Your goal » Scan the data below for the string "länet". Show every line where it turns up.

Dataset listings of figures:
'''

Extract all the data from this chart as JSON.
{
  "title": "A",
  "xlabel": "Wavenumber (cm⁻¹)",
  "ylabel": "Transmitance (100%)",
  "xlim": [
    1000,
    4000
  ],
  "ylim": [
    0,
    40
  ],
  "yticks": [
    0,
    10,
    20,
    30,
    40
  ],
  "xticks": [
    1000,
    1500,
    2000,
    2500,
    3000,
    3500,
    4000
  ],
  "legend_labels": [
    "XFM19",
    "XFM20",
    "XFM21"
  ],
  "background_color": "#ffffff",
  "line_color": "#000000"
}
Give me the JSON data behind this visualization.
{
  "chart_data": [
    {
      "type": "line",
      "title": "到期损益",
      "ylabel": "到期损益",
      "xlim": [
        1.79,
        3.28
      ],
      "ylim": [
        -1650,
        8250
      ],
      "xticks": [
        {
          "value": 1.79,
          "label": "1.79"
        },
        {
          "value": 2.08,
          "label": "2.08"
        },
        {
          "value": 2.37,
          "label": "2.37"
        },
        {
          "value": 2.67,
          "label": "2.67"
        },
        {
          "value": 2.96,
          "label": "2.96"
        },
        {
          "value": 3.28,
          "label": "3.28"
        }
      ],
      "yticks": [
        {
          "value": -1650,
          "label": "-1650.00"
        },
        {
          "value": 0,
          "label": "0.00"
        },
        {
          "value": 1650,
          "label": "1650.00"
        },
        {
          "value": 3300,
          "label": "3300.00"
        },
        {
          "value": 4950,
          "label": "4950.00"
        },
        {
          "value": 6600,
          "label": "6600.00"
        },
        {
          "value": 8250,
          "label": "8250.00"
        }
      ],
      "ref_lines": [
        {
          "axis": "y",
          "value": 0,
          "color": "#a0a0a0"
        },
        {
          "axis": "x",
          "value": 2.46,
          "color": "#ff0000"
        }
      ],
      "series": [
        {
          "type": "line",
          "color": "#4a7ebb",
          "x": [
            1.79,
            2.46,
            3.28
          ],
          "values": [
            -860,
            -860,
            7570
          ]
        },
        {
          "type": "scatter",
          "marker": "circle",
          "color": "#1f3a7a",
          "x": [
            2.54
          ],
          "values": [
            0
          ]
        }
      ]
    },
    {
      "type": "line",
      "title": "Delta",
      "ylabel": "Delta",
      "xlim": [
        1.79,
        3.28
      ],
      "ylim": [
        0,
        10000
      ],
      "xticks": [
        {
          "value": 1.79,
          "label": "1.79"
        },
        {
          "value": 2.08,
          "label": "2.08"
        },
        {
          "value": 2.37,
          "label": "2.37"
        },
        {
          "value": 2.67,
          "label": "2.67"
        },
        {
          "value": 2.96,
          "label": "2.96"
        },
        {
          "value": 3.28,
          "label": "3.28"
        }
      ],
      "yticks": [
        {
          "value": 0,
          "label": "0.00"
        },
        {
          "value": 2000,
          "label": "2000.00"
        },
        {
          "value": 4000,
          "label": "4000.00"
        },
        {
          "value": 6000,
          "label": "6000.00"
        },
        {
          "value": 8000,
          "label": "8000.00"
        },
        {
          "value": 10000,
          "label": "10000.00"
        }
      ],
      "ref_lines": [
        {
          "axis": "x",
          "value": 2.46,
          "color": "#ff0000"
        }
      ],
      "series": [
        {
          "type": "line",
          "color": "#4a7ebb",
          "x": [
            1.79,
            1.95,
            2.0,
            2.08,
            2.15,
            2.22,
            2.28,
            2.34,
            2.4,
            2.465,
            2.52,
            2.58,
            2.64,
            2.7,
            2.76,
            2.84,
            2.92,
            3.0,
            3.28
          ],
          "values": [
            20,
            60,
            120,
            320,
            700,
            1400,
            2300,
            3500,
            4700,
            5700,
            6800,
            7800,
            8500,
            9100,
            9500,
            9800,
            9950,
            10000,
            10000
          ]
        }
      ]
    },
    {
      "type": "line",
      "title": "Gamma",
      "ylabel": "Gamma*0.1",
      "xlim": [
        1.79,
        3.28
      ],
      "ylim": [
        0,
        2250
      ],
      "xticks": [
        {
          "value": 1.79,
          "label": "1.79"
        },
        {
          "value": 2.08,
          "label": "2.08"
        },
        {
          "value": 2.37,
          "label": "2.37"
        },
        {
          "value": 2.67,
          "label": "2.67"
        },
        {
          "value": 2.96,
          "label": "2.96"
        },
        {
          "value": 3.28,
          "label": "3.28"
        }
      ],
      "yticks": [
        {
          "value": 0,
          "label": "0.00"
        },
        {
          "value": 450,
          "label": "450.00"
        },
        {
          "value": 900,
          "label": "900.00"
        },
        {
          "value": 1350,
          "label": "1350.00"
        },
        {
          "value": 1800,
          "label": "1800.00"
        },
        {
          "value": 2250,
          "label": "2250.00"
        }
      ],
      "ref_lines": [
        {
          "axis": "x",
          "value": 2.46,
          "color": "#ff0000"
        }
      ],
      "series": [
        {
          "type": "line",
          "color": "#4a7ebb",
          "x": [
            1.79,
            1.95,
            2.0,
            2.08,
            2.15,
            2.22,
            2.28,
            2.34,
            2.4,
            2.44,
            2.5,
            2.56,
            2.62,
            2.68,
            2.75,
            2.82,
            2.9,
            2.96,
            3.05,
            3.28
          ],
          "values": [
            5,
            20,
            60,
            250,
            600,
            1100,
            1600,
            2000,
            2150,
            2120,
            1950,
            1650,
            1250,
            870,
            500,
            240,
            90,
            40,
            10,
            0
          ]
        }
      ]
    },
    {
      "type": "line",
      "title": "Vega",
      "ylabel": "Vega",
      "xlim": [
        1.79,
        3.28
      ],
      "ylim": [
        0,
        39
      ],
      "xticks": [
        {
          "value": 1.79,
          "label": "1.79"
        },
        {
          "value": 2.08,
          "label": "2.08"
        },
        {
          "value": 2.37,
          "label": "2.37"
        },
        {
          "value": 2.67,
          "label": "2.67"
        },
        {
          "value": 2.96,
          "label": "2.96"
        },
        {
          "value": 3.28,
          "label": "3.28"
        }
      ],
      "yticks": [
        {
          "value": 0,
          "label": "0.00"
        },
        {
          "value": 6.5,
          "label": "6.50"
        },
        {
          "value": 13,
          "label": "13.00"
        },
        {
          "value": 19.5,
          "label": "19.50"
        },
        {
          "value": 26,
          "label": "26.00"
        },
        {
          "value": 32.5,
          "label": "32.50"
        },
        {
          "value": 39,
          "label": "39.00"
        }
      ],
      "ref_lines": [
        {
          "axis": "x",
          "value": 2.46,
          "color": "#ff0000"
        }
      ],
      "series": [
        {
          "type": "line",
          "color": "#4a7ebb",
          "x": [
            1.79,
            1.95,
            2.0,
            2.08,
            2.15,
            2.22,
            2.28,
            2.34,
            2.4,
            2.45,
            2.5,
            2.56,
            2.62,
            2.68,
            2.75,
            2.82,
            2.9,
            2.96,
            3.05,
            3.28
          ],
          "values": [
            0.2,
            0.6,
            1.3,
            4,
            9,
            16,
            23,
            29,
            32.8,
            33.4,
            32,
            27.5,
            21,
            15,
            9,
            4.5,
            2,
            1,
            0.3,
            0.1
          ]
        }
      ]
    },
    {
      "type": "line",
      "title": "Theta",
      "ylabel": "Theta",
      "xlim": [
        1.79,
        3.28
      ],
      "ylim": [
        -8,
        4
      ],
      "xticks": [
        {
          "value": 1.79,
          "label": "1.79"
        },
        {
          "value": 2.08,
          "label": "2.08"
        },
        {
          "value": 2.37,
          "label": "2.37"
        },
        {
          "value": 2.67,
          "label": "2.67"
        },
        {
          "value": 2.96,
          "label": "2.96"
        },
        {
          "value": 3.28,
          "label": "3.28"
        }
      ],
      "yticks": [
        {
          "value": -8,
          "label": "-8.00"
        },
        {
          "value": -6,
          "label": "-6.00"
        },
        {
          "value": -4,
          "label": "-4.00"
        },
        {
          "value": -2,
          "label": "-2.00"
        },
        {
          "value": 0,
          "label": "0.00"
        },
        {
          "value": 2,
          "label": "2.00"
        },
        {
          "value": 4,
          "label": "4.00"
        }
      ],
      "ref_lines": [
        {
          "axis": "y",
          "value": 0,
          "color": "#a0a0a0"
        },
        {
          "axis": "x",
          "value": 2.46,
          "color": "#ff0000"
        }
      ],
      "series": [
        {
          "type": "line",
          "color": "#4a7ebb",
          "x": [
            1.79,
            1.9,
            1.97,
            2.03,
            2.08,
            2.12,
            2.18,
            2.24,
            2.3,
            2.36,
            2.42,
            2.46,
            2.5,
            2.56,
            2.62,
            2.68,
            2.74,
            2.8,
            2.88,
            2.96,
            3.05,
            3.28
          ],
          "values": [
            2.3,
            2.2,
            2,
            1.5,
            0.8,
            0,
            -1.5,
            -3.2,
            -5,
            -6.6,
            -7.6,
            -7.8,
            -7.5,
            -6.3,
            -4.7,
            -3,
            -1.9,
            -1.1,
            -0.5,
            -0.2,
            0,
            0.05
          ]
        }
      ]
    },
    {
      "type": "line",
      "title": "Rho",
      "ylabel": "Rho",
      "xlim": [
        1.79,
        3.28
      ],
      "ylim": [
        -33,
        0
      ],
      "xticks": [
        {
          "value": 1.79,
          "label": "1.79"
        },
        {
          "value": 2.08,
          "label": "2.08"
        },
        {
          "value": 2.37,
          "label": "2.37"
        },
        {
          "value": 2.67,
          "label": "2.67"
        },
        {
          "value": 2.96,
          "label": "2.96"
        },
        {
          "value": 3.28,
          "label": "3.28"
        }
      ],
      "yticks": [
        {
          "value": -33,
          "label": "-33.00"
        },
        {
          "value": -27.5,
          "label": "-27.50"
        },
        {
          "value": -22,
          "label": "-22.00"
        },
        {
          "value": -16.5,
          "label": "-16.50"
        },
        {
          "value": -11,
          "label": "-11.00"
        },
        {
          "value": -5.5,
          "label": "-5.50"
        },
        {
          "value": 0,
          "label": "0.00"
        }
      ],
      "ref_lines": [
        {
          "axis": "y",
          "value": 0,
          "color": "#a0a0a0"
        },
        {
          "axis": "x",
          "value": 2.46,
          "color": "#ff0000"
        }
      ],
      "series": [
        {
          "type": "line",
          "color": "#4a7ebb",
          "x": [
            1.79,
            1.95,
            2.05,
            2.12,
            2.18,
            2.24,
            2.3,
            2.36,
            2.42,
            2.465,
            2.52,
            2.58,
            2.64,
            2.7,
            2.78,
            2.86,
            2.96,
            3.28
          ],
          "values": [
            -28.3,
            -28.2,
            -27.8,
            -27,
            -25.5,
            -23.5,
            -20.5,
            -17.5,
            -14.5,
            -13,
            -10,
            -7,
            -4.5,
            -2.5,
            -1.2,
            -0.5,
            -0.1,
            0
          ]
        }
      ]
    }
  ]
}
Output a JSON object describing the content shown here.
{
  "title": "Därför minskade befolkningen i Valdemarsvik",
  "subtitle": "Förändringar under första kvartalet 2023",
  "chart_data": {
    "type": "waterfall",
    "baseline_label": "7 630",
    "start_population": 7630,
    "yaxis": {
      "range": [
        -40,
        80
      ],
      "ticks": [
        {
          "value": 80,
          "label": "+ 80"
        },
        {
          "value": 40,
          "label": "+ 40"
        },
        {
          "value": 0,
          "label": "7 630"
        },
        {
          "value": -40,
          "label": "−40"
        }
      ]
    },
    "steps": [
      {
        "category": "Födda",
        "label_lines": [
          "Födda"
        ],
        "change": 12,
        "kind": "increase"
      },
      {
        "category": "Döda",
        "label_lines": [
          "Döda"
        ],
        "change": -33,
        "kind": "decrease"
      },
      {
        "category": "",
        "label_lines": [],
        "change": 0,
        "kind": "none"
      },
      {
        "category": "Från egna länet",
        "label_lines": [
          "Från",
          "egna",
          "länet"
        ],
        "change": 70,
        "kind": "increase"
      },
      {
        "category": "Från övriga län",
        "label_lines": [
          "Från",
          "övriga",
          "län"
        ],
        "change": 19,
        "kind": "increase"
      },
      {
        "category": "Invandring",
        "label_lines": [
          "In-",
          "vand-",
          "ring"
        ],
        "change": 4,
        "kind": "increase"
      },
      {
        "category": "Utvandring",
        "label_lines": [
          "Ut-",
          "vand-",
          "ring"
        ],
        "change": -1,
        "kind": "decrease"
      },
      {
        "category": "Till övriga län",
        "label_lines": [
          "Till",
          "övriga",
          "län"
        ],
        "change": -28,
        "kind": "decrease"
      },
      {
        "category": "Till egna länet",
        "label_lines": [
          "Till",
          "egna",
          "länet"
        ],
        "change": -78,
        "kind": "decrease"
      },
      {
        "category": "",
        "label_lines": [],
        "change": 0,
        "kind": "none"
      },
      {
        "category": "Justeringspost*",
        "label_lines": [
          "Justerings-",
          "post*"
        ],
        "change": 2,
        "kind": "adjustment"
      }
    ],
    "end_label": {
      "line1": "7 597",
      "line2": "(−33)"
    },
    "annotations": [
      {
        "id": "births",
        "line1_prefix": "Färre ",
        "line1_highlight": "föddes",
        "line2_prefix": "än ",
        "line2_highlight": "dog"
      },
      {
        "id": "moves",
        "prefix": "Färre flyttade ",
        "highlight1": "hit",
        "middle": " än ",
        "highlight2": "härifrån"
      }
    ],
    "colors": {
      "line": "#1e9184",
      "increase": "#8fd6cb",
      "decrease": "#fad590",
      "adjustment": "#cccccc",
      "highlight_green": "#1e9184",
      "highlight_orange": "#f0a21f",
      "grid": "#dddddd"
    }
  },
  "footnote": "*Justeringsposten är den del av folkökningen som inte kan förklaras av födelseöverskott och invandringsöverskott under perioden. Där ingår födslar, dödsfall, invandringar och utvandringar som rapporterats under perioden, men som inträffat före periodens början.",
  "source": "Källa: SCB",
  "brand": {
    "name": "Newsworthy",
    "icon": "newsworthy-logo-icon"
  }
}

'''

Final result »
        "category": "Från egna länet",
          "länet"
        "category": "Till egna länet",
          "länet"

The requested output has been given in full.